TO BE DONE: Write out each line of the listing as it stands, without the images.
((
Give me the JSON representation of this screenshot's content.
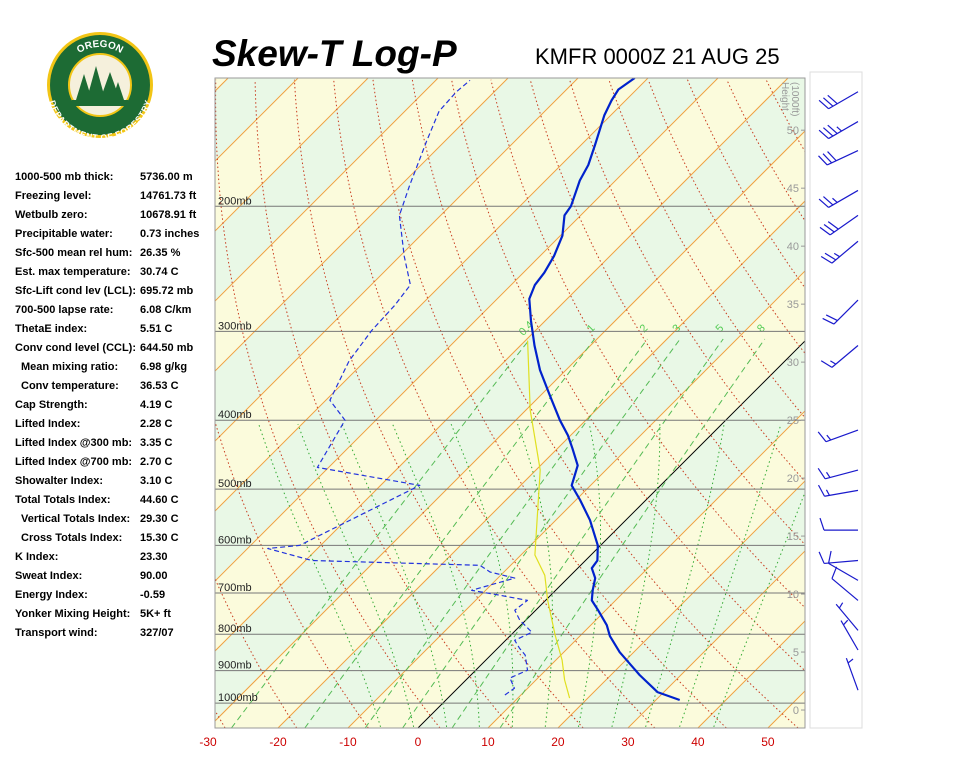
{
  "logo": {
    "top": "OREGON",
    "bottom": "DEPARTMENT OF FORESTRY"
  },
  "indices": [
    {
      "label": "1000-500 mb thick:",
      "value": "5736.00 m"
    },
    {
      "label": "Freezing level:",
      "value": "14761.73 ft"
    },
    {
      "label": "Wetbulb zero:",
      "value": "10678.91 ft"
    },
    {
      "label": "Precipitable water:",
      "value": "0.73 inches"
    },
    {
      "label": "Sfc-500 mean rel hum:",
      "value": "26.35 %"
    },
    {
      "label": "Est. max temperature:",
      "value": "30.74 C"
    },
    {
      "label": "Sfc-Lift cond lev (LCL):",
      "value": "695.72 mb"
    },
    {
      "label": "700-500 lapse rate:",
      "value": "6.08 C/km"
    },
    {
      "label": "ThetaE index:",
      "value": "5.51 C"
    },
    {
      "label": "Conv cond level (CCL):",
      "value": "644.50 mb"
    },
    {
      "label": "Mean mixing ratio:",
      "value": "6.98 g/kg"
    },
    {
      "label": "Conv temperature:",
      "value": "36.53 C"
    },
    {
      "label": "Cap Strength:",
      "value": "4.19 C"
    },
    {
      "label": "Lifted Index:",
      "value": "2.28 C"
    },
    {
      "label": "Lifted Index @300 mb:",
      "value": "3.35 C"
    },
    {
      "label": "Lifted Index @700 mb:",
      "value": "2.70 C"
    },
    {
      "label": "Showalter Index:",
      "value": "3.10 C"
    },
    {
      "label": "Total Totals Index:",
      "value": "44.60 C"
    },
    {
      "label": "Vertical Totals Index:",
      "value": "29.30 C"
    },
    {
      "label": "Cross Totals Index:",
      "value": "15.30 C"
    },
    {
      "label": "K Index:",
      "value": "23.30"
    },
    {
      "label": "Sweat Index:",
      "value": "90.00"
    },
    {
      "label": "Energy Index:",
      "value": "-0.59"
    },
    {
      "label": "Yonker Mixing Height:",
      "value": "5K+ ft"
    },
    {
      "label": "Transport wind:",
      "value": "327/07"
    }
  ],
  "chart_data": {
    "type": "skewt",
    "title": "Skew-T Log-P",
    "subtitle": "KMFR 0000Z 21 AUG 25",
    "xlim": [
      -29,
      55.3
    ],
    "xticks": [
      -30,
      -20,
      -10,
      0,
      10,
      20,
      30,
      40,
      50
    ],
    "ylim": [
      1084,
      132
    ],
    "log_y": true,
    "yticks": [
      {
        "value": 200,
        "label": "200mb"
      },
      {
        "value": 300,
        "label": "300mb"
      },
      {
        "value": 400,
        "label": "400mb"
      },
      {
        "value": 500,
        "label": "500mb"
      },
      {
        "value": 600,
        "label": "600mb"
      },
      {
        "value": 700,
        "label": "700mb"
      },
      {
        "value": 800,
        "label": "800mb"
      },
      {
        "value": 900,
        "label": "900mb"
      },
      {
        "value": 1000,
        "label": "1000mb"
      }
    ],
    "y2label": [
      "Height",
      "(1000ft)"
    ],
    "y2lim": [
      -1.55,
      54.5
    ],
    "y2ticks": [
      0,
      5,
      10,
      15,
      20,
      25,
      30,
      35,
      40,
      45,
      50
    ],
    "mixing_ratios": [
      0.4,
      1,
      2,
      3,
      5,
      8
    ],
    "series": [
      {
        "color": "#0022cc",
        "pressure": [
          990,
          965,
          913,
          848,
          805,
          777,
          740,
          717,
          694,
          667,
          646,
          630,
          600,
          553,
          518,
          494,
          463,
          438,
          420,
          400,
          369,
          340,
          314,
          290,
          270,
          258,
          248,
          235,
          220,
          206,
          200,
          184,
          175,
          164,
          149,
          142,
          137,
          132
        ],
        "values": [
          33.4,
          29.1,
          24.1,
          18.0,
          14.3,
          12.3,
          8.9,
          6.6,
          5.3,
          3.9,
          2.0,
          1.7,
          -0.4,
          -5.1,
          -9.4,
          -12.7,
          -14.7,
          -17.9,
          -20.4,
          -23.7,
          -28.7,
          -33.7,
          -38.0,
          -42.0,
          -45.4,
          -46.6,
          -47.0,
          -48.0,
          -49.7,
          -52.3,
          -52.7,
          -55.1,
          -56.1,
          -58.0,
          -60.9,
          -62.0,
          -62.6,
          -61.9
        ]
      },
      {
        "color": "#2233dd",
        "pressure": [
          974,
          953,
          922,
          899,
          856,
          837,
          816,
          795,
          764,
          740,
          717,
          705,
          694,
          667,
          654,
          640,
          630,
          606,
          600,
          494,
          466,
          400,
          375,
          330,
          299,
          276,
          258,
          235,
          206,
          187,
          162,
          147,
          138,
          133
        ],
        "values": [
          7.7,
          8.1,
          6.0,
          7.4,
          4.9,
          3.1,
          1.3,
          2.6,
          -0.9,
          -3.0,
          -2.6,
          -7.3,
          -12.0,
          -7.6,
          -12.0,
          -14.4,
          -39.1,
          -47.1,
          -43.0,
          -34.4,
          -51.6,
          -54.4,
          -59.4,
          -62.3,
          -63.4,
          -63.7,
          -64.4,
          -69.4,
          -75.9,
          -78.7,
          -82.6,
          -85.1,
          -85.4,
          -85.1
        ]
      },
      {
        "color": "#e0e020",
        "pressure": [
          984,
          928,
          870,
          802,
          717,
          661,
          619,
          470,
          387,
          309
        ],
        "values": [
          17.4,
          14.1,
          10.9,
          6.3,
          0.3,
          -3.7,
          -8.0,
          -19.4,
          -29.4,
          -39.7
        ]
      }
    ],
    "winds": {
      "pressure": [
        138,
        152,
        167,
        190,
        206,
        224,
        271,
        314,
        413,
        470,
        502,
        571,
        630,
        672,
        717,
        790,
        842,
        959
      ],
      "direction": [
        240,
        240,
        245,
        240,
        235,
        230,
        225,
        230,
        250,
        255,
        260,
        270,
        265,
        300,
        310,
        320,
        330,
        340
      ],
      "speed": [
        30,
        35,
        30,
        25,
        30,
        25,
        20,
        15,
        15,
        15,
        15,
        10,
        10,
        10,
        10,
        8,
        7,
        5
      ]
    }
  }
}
))
EXPECTED OUTPUT:
Give me the JSON representation of this screenshot's content.
{
  "logo": {
    "top": "OREGON",
    "bottom": "DEPARTMENT OF FORESTRY"
  },
  "indices": [
    {
      "label": "1000-500 mb thick:",
      "value": "5736.00 m"
    },
    {
      "label": "Freezing level:",
      "value": "14761.73 ft"
    },
    {
      "label": "Wetbulb zero:",
      "value": "10678.91 ft"
    },
    {
      "label": "Precipitable water:",
      "value": "0.73 inches"
    },
    {
      "label": "Sfc-500 mean rel hum:",
      "value": "26.35 %"
    },
    {
      "label": "Est. max temperature:",
      "value": "30.74 C"
    },
    {
      "label": "Sfc-Lift cond lev (LCL):",
      "value": "695.72 mb"
    },
    {
      "label": "700-500 lapse rate:",
      "value": "6.08 C/km"
    },
    {
      "label": "ThetaE index:",
      "value": "5.51 C"
    },
    {
      "label": "Conv cond level (CCL):",
      "value": "644.50 mb"
    },
    {
      "label": "Mean mixing ratio:",
      "value": "6.98 g/kg"
    },
    {
      "label": "Conv temperature:",
      "value": "36.53 C"
    },
    {
      "label": "Cap Strength:",
      "value": "4.19 C"
    },
    {
      "label": "Lifted Index:",
      "value": "2.28 C"
    },
    {
      "label": "Lifted Index @300 mb:",
      "value": "3.35 C"
    },
    {
      "label": "Lifted Index @700 mb:",
      "value": "2.70 C"
    },
    {
      "label": "Showalter Index:",
      "value": "3.10 C"
    },
    {
      "label": "Total Totals Index:",
      "value": "44.60 C"
    },
    {
      "label": "Vertical Totals Index:",
      "value": "29.30 C"
    },
    {
      "label": "Cross Totals Index:",
      "value": "15.30 C"
    },
    {
      "label": "K Index:",
      "value": "23.30"
    },
    {
      "label": "Sweat Index:",
      "value": "90.00"
    },
    {
      "label": "Energy Index:",
      "value": "-0.59"
    },
    {
      "label": "Yonker Mixing Height:",
      "value": "5K+ ft"
    },
    {
      "label": "Transport wind:",
      "value": "327/07"
    }
  ],
  "chart_data": {
    "type": "skewt",
    "title": "Skew-T Log-P",
    "subtitle": "KMFR 0000Z 21 AUG 25",
    "xlim": [
      -29,
      55.3
    ],
    "xticks": [
      -30,
      -20,
      -10,
      0,
      10,
      20,
      30,
      40,
      50
    ],
    "ylim": [
      1084,
      132
    ],
    "log_y": true,
    "yticks": [
      {
        "value": 200,
        "label": "200mb"
      },
      {
        "value": 300,
        "label": "300mb"
      },
      {
        "value": 400,
        "label": "400mb"
      },
      {
        "value": 500,
        "label": "500mb"
      },
      {
        "value": 600,
        "label": "600mb"
      },
      {
        "value": 700,
        "label": "700mb"
      },
      {
        "value": 800,
        "label": "800mb"
      },
      {
        "value": 900,
        "label": "900mb"
      },
      {
        "value": 1000,
        "label": "1000mb"
      }
    ],
    "y2label": [
      "Height",
      "(1000ft)"
    ],
    "y2lim": [
      -1.55,
      54.5
    ],
    "y2ticks": [
      0,
      5,
      10,
      15,
      20,
      25,
      30,
      35,
      40,
      45,
      50
    ],
    "mixing_ratios": [
      0.4,
      1,
      2,
      3,
      5,
      8
    ],
    "series": [
      {
        "color": "#0022cc",
        "pressure": [
          990,
          965,
          913,
          848,
          805,
          777,
          740,
          717,
          694,
          667,
          646,
          630,
          600,
          553,
          518,
          494,
          463,
          438,
          420,
          400,
          369,
          340,
          314,
          290,
          270,
          258,
          248,
          235,
          220,
          206,
          200,
          184,
          175,
          164,
          149,
          142,
          137,
          132
        ],
        "values": [
          33.4,
          29.1,
          24.1,
          18.0,
          14.3,
          12.3,
          8.9,
          6.6,
          5.3,
          3.9,
          2.0,
          1.7,
          -0.4,
          -5.1,
          -9.4,
          -12.7,
          -14.7,
          -17.9,
          -20.4,
          -23.7,
          -28.7,
          -33.7,
          -38.0,
          -42.0,
          -45.4,
          -46.6,
          -47.0,
          -48.0,
          -49.7,
          -52.3,
          -52.7,
          -55.1,
          -56.1,
          -58.0,
          -60.9,
          -62.0,
          -62.6,
          -61.9
        ]
      },
      {
        "color": "#2233dd",
        "pressure": [
          974,
          953,
          922,
          899,
          856,
          837,
          816,
          795,
          764,
          740,
          717,
          705,
          694,
          667,
          654,
          640,
          630,
          606,
          600,
          494,
          466,
          400,
          375,
          330,
          299,
          276,
          258,
          235,
          206,
          187,
          162,
          147,
          138,
          133
        ],
        "values": [
          7.7,
          8.1,
          6.0,
          7.4,
          4.9,
          3.1,
          1.3,
          2.6,
          -0.9,
          -3.0,
          -2.6,
          -7.3,
          -12.0,
          -7.6,
          -12.0,
          -14.4,
          -39.1,
          -47.1,
          -43.0,
          -34.4,
          -51.6,
          -54.4,
          -59.4,
          -62.3,
          -63.4,
          -63.7,
          -64.4,
          -69.4,
          -75.9,
          -78.7,
          -82.6,
          -85.1,
          -85.4,
          -85.1
        ]
      },
      {
        "color": "#e0e020",
        "pressure": [
          984,
          928,
          870,
          802,
          717,
          661,
          619,
          470,
          387,
          309
        ],
        "values": [
          17.4,
          14.1,
          10.9,
          6.3,
          0.3,
          -3.7,
          -8.0,
          -19.4,
          -29.4,
          -39.7
        ]
      }
    ],
    "winds": {
      "pressure": [
        138,
        152,
        167,
        190,
        206,
        224,
        271,
        314,
        413,
        470,
        502,
        571,
        630,
        672,
        717,
        790,
        842,
        959
      ],
      "direction": [
        240,
        240,
        245,
        240,
        235,
        230,
        225,
        230,
        250,
        255,
        260,
        270,
        265,
        300,
        310,
        320,
        330,
        340
      ],
      "speed": [
        30,
        35,
        30,
        25,
        30,
        25,
        20,
        15,
        15,
        15,
        15,
        10,
        10,
        10,
        10,
        8,
        7,
        5
      ]
    }
  }
}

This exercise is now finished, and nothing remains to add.